(Records contained in a dataset)
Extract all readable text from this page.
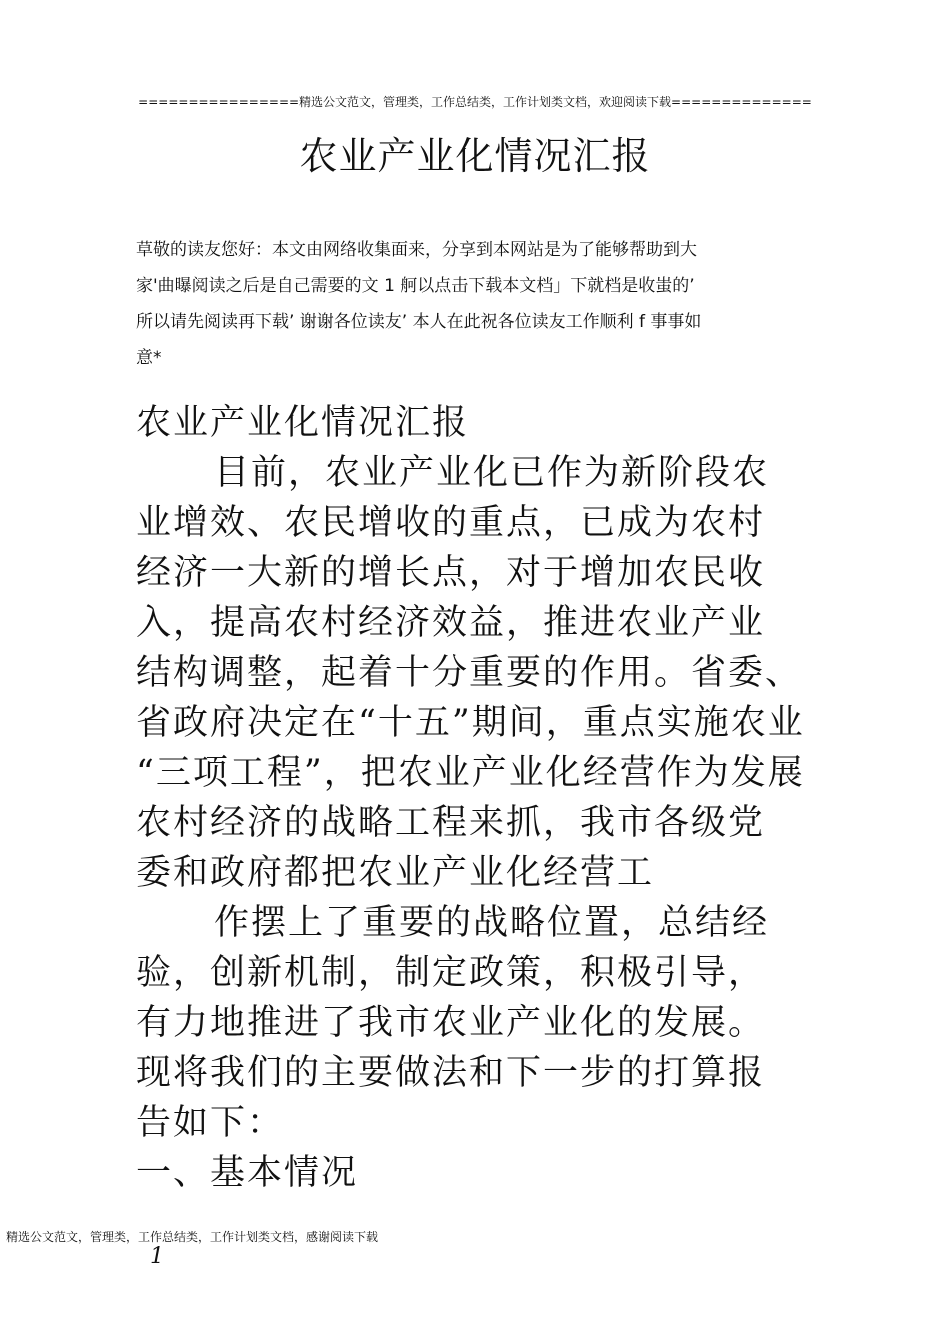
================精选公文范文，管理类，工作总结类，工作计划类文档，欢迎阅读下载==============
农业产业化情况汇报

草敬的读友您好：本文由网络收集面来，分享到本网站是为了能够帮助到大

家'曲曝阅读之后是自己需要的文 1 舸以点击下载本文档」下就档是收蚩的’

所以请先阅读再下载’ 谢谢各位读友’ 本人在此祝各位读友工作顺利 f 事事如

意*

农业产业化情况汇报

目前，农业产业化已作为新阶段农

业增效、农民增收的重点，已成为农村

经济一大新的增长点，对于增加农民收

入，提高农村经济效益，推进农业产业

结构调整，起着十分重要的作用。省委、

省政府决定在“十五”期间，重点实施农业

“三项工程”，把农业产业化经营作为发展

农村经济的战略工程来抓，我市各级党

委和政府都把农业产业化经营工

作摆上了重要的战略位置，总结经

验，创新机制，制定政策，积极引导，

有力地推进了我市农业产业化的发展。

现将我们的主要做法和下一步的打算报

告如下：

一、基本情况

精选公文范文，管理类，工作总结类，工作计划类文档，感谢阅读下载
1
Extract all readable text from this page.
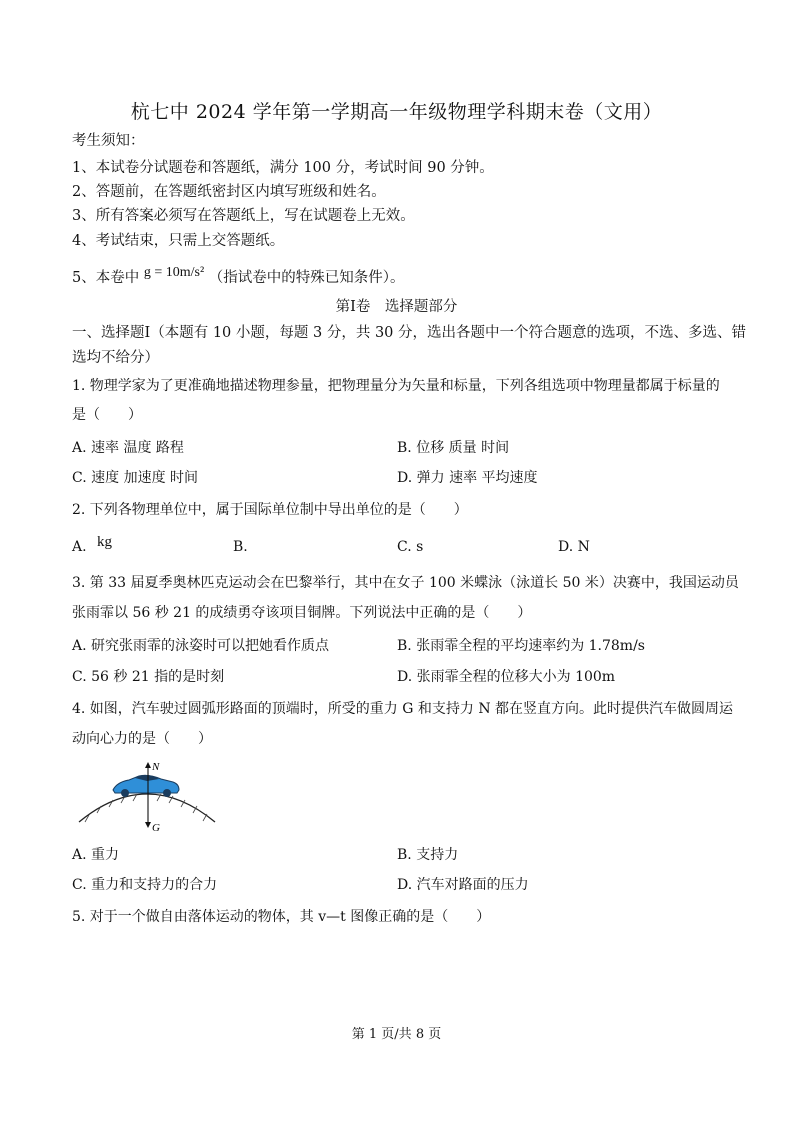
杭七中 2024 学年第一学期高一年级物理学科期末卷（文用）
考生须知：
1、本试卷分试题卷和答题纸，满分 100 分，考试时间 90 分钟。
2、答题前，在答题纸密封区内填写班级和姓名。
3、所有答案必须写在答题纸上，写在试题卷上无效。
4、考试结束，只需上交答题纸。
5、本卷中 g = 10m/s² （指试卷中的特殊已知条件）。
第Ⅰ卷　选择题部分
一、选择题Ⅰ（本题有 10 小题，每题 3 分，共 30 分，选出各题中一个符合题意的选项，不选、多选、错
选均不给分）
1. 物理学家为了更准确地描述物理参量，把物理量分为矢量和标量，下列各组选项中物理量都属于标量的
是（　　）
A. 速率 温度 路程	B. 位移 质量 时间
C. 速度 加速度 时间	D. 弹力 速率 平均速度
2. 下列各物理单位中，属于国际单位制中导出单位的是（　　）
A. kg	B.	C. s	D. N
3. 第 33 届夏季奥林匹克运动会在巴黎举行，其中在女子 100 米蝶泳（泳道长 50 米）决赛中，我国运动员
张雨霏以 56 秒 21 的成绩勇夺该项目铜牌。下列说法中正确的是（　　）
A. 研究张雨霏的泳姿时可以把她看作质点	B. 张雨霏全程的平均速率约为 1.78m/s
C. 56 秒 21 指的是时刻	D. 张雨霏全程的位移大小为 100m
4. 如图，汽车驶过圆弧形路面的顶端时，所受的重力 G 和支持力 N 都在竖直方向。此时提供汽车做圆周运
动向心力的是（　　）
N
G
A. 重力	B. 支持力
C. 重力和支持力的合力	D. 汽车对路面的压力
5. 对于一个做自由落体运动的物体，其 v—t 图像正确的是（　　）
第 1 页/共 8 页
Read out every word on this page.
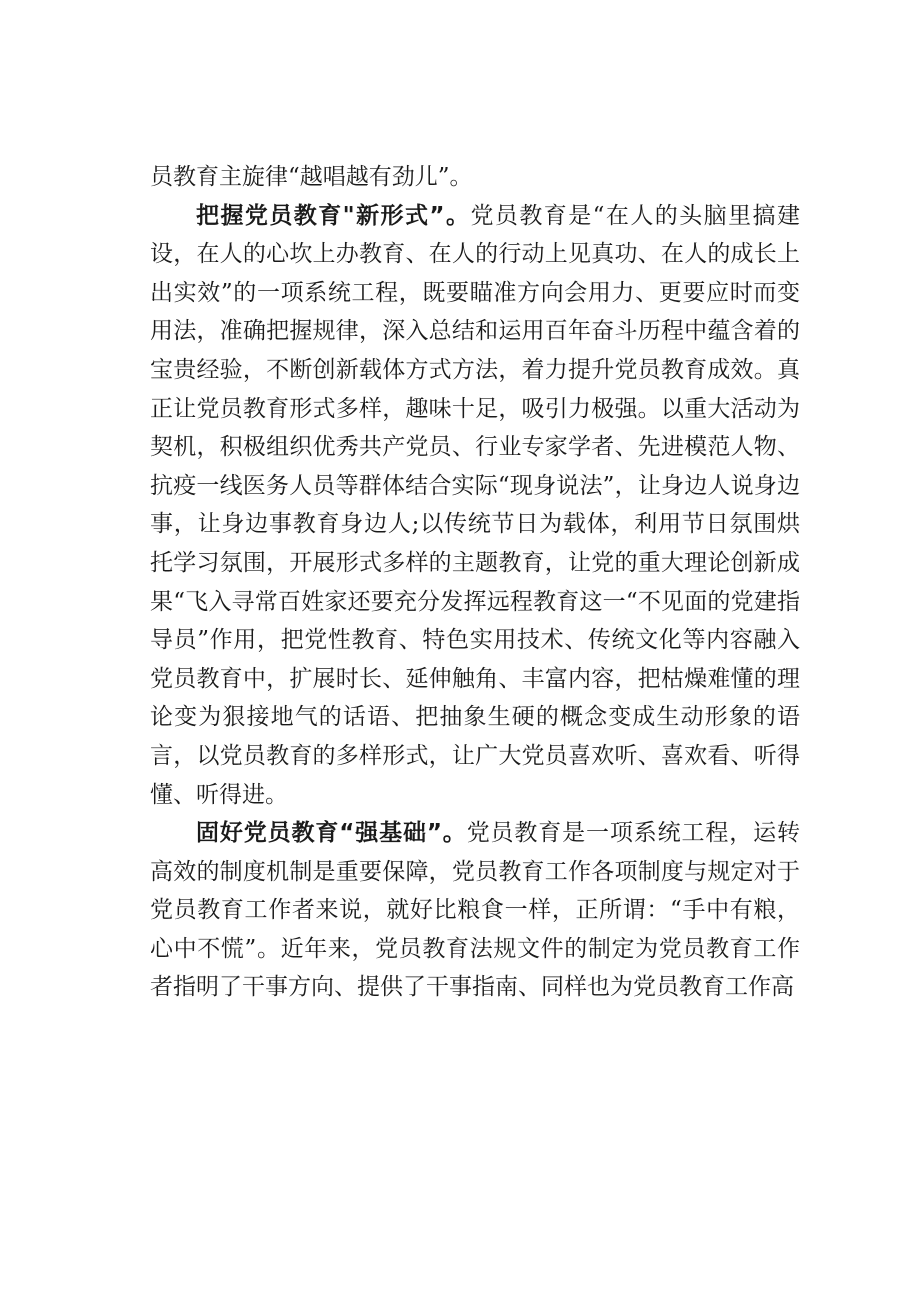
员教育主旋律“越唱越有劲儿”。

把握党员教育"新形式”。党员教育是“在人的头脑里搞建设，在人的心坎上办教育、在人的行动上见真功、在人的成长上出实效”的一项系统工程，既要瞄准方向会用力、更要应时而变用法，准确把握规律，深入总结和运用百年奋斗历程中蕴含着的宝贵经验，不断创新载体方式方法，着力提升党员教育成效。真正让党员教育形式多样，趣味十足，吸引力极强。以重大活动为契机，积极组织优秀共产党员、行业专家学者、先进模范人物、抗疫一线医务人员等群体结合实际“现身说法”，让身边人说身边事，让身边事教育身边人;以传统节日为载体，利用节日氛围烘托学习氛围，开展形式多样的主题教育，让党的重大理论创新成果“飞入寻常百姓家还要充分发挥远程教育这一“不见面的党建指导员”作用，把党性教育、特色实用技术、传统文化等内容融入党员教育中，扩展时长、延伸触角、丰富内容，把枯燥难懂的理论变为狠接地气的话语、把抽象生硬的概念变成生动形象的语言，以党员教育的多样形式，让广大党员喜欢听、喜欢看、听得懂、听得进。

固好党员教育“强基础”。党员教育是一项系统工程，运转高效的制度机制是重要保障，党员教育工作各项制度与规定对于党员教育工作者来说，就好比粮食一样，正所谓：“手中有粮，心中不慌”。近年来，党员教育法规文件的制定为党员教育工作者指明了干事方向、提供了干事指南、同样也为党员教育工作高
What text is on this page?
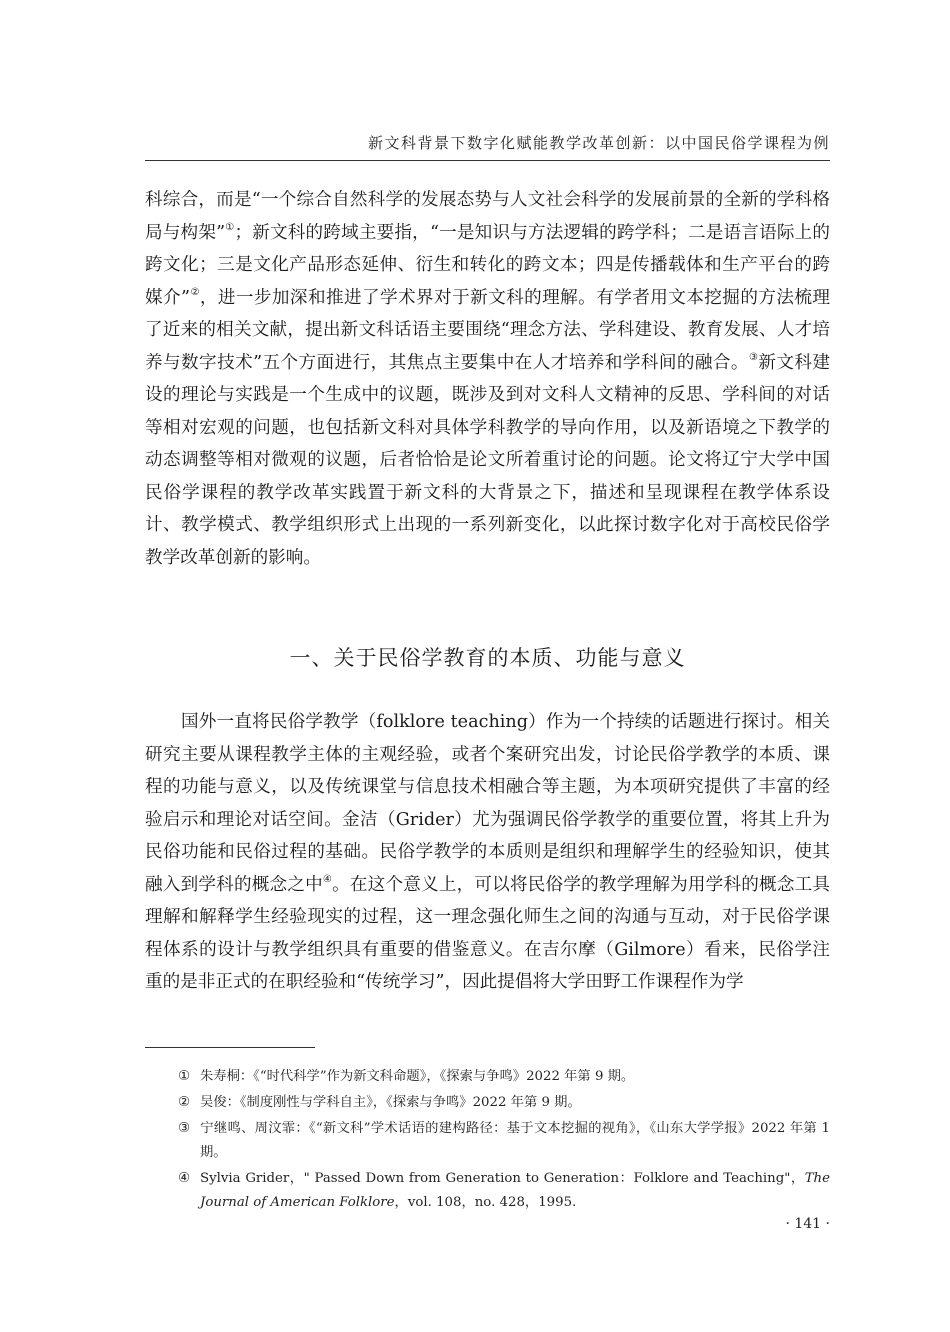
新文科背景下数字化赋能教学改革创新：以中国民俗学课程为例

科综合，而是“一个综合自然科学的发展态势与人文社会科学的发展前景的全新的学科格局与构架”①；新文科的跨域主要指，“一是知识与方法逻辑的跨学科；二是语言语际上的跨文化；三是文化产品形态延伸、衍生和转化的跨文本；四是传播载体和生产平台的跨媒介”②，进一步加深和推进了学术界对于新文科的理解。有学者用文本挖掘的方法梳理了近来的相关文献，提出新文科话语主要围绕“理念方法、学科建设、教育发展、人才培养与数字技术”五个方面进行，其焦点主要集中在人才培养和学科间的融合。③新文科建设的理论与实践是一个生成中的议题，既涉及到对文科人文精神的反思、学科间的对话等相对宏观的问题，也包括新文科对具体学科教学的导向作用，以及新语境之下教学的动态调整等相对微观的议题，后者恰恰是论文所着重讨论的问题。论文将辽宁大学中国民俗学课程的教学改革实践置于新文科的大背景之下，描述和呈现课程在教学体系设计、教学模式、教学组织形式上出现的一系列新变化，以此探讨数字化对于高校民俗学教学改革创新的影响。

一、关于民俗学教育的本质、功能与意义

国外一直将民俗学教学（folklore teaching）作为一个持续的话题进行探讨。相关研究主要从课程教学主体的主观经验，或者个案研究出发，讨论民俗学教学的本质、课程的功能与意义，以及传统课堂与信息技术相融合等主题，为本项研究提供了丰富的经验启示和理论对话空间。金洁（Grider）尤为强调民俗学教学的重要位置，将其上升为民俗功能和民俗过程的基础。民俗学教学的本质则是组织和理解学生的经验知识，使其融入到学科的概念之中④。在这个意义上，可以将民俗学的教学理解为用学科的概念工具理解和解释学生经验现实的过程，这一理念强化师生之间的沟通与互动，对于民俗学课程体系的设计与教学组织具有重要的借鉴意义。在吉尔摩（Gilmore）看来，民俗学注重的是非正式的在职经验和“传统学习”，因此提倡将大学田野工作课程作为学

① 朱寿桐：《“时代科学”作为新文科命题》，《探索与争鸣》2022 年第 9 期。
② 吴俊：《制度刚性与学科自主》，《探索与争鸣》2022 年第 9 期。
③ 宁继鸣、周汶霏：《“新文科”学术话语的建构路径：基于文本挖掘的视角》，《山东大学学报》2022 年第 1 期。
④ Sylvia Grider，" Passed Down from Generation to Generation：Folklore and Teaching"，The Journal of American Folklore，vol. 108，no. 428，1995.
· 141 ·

## [What needs to be done]
Locate the line containing "Read out every word on this page." in the material above, then repeat it and every later line exactly, with no pictures.

## [Answer below]
Read out every word on this page.
员教育主旋律“越唱越有劲儿”。

把握党员教育"新形式”。党员教育是“在人的头脑里搞建设，在人的心坎上办教育、在人的行动上见真功、在人的成长上出实效”的一项系统工程，既要瞄准方向会用力、更要应时而变用法，准确把握规律，深入总结和运用百年奋斗历程中蕴含着的宝贵经验，不断创新载体方式方法，着力提升党员教育成效。真正让党员教育形式多样，趣味十足，吸引力极强。以重大活动为契机，积极组织优秀共产党员、行业专家学者、先进模范人物、抗疫一线医务人员等群体结合实际“现身说法”，让身边人说身边事，让身边事教育身边人;以传统节日为载体，利用节日氛围烘托学习氛围，开展形式多样的主题教育，让党的重大理论创新成果“飞入寻常百姓家还要充分发挥远程教育这一“不见面的党建指导员”作用，把党性教育、特色实用技术、传统文化等内容融入党员教育中，扩展时长、延伸触角、丰富内容，把枯燥难懂的理论变为狠接地气的话语、把抽象生硬的概念变成生动形象的语言，以党员教育的多样形式，让广大党员喜欢听、喜欢看、听得懂、听得进。

固好党员教育“强基础”。党员教育是一项系统工程，运转高效的制度机制是重要保障，党员教育工作各项制度与规定对于党员教育工作者来说，就好比粮食一样，正所谓：“手中有粮，心中不慌”。近年来，党员教育法规文件的制定为党员教育工作者指明了干事方向、提供了干事指南、同样也为党员教育工作高
What text is on this page?
新文科背景下数字化赋能教学改革创新：以中国民俗学课程为例

科综合，而是“一个综合自然科学的发展态势与人文社会科学的发展前景的全新的学科格局与构架”①；新文科的跨域主要指，“一是知识与方法逻辑的跨学科；二是语言语际上的跨文化；三是文化产品形态延伸、衍生和转化的跨文本；四是传播载体和生产平台的跨媒介”②，进一步加深和推进了学术界对于新文科的理解。有学者用文本挖掘的方法梳理了近来的相关文献，提出新文科话语主要围绕“理念方法、学科建设、教育发展、人才培养与数字技术”五个方面进行，其焦点主要集中在人才培养和学科间的融合。③新文科建设的理论与实践是一个生成中的议题，既涉及到对文科人文精神的反思、学科间的对话等相对宏观的问题，也包括新文科对具体学科教学的导向作用，以及新语境之下教学的动态调整等相对微观的议题，后者恰恰是论文所着重讨论的问题。论文将辽宁大学中国民俗学课程的教学改革实践置于新文科的大背景之下，描述和呈现课程在教学体系设计、教学模式、教学组织形式上出现的一系列新变化，以此探讨数字化对于高校民俗学教学改革创新的影响。

一、关于民俗学教育的本质、功能与意义

国外一直将民俗学教学（folklore teaching）作为一个持续的话题进行探讨。相关研究主要从课程教学主体的主观经验，或者个案研究出发，讨论民俗学教学的本质、课程的功能与意义，以及传统课堂与信息技术相融合等主题，为本项研究提供了丰富的经验启示和理论对话空间。金洁（Grider）尤为强调民俗学教学的重要位置，将其上升为民俗功能和民俗过程的基础。民俗学教学的本质则是组织和理解学生的经验知识，使其融入到学科的概念之中④。在这个意义上，可以将民俗学的教学理解为用学科的概念工具理解和解释学生经验现实的过程，这一理念强化师生之间的沟通与互动，对于民俗学课程体系的设计与教学组织具有重要的借鉴意义。在吉尔摩（Gilmore）看来，民俗学注重的是非正式的在职经验和“传统学习”，因此提倡将大学田野工作课程作为学

① 朱寿桐：《“时代科学”作为新文科命题》，《探索与争鸣》2022 年第 9 期。
② 吴俊：《制度刚性与学科自主》，《探索与争鸣》2022 年第 9 期。
③ 宁继鸣、周汶霏：《“新文科”学术话语的建构路径：基于文本挖掘的视角》，《山东大学学报》2022 年第 1 期。
④ Sylvia Grider，" Passed Down from Generation to Generation：Folklore and Teaching"，The Journal of American Folklore，vol. 108，no. 428，1995.
· 141 ·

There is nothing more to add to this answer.